SET TASK: Copy every line of the material below verbatim, keeping each character, number, and line in its original order.

Listings of annotated regions
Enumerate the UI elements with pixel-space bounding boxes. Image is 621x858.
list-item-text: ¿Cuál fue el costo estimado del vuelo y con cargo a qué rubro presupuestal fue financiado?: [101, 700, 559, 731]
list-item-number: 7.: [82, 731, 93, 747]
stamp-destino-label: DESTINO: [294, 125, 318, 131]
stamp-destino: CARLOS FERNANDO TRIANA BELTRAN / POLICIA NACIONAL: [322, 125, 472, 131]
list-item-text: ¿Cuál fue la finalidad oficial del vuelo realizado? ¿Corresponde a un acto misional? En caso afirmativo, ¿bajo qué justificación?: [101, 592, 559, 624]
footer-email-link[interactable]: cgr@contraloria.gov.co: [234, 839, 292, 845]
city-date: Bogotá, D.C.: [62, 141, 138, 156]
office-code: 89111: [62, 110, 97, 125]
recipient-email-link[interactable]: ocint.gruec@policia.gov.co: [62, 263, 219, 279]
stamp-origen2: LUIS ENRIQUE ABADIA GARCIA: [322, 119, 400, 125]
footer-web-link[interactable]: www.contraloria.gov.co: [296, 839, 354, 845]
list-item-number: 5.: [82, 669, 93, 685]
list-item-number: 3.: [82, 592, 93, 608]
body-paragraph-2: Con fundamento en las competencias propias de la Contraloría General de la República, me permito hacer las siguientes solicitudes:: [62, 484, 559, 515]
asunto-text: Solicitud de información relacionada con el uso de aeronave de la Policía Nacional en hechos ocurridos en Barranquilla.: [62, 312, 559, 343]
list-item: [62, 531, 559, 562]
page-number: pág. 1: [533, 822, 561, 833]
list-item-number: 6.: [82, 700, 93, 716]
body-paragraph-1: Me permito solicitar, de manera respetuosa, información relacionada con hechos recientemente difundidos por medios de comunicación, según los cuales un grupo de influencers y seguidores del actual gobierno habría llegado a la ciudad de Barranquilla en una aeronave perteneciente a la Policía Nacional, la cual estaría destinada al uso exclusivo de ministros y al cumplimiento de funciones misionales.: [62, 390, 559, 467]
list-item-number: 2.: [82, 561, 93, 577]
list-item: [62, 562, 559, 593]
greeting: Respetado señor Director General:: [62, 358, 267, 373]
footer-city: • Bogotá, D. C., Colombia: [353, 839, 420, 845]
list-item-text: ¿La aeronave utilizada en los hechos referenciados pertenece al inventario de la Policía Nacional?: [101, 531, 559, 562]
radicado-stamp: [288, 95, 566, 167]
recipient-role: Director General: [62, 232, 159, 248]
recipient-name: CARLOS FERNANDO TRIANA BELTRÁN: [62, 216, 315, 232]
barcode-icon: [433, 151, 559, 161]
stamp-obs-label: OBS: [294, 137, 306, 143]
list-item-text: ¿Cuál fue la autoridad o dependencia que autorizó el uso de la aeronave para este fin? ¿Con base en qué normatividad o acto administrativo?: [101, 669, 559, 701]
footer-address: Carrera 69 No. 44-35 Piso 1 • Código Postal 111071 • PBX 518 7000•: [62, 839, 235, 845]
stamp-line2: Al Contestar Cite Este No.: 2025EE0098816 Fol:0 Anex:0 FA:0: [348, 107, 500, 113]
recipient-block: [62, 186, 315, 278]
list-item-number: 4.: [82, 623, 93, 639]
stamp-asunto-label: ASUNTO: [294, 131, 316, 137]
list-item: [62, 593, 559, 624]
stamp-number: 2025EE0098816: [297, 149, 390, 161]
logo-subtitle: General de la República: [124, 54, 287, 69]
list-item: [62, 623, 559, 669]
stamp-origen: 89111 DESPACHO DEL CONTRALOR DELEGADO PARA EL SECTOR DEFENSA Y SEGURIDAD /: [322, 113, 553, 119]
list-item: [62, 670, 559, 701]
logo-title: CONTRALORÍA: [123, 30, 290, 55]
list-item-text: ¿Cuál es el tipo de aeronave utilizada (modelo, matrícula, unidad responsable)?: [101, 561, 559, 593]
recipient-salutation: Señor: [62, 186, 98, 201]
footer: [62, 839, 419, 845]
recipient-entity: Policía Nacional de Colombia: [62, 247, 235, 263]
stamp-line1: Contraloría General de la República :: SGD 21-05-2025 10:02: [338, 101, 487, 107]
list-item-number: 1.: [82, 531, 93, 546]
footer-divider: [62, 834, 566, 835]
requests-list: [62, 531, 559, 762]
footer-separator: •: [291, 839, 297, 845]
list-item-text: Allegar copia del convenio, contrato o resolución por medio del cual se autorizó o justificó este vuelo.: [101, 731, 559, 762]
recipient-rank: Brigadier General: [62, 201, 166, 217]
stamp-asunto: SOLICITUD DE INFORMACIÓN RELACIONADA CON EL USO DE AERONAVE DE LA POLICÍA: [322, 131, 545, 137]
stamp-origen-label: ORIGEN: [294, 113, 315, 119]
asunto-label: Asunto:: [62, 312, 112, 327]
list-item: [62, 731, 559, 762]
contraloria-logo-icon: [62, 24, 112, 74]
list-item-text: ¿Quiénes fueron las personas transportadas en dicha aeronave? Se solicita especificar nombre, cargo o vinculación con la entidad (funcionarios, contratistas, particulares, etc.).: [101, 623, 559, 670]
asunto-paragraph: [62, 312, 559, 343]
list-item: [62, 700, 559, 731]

TASK ANSWER:
Enumerate the UI elements with pixel-space bounding boxes. Image is 621x858.
list-item-text: ¿Cuál fue el costo estimado del vuelo y con cargo a qué rubro presupuestal fue financiado?: [101, 700, 559, 731]
list-item-number: 7.: [82, 731, 93, 747]
stamp-destino-label: DESTINO: [294, 125, 318, 131]
stamp-destino: CARLOS FERNANDO TRIANA BELTRAN / POLICIA NACIONAL: [322, 125, 472, 131]
list-item-text: ¿Cuál fue la finalidad oficial del vuelo realizado? ¿Corresponde a un acto misional? En caso afirmativo, ¿bajo qué justificación?: [101, 592, 559, 624]
footer-email-link[interactable]: cgr@contraloria.gov.co: [234, 839, 292, 845]
city-date: Bogotá, D.C.: [62, 141, 138, 156]
office-code: 89111: [62, 110, 97, 125]
recipient-email-link[interactable]: ocint.gruec@policia.gov.co: [62, 263, 219, 279]
stamp-origen2: LUIS ENRIQUE ABADIA GARCIA: [322, 119, 400, 125]
footer-web-link[interactable]: www.contraloria.gov.co: [296, 839, 354, 845]
list-item-number: 5.: [82, 669, 93, 685]
list-item-number: 3.: [82, 592, 93, 608]
body-paragraph-2: Con fundamento en las competencias propias de la Contraloría General de la República, me permito hacer las siguientes solicitudes:: [62, 484, 559, 515]
asunto-text: Solicitud de información relacionada con el uso de aeronave de la Policía Nacional en hechos ocurridos en Barranquilla.: [62, 312, 559, 343]
list-item: [62, 531, 559, 562]
page-number: pág. 1: [533, 822, 561, 833]
list-item-number: 6.: [82, 700, 93, 716]
body-paragraph-1: Me permito solicitar, de manera respetuosa, información relacionada con hechos recientemente difundidos por medios de comunicación, según los cuales un grupo de influencers y seguidores del actual gobierno habría llegado a la ciudad de Barranquilla en una aeronave perteneciente a la Policía Nacional, la cual estaría destinada al uso exclusivo de ministros y al cumplimiento de funciones misionales.: [62, 390, 559, 467]
list-item-number: 2.: [82, 561, 93, 577]
list-item: [62, 562, 559, 593]
greeting: Respetado señor Director General:: [62, 358, 267, 373]
footer-city: • Bogotá, D. C., Colombia: [353, 839, 420, 845]
list-item-text: ¿La aeronave utilizada en los hechos referenciados pertenece al inventario de la Policía Nacional?: [101, 531, 559, 562]
radicado-stamp: [288, 95, 566, 167]
recipient-role: Director General: [62, 232, 159, 248]
recipient-name: CARLOS FERNANDO TRIANA BELTRÁN: [62, 216, 315, 232]
barcode-icon: [433, 151, 559, 161]
stamp-obs-label: OBS: [294, 137, 306, 143]
list-item-text: ¿Cuál fue la autoridad o dependencia que autorizó el uso de la aeronave para este fin? ¿Con base en qué normatividad o acto administrativo?: [101, 669, 559, 701]
footer-address: Carrera 69 No. 44-35 Piso 1 • Código Postal 111071 • PBX 518 7000•: [62, 839, 235, 845]
stamp-line2: Al Contestar Cite Este No.: 2025EE0098816 Fol:0 Anex:0 FA:0: [348, 107, 500, 113]
recipient-block: [62, 186, 315, 278]
list-item-number: 4.: [82, 623, 93, 639]
stamp-asunto-label: ASUNTO: [294, 131, 316, 137]
list-item: [62, 593, 559, 624]
stamp-number: 2025EE0098816: [297, 149, 390, 161]
logo-subtitle: General de la República: [124, 54, 287, 69]
list-item: [62, 623, 559, 669]
stamp-origen: 89111 DESPACHO DEL CONTRALOR DELEGADO PARA EL SECTOR DEFENSA Y SEGURIDAD /: [322, 113, 553, 119]
list-item: [62, 670, 559, 701]
logo-title: CONTRALORÍA: [123, 30, 290, 55]
list-item-text: ¿Cuál es el tipo de aeronave utilizada (modelo, matrícula, unidad responsable)?: [101, 561, 559, 593]
recipient-salutation: Señor: [62, 186, 98, 201]
footer: [62, 839, 419, 845]
recipient-entity: Policía Nacional de Colombia: [62, 247, 235, 263]
stamp-line1: Contraloría General de la República :: SGD 21-05-2025 10:02: [338, 101, 487, 107]
list-item-number: 1.: [82, 531, 93, 546]
footer-divider: [62, 834, 566, 835]
requests-list: [62, 531, 559, 762]
footer-separator: •: [291, 839, 297, 845]
list-item-text: Allegar copia del convenio, contrato o resolución por medio del cual se autorizó o justificó este vuelo.: [101, 731, 559, 762]
recipient-rank: Brigadier General: [62, 201, 166, 217]
stamp-asunto: SOLICITUD DE INFORMACIÓN RELACIONADA CON EL USO DE AERONAVE DE LA POLICÍA: [322, 131, 545, 137]
stamp-origen-label: ORIGEN: [294, 113, 315, 119]
asunto-label: Asunto:: [62, 312, 112, 327]
list-item: [62, 731, 559, 762]
contraloria-logo-icon: [62, 24, 112, 74]
list-item-text: ¿Quiénes fueron las personas transportadas en dicha aeronave? Se solicita especificar nombre, cargo o vinculación con la entidad (funcionarios, contratistas, particulares, etc.).: [101, 623, 559, 670]
asunto-paragraph: [62, 312, 559, 343]
list-item: [62, 700, 559, 731]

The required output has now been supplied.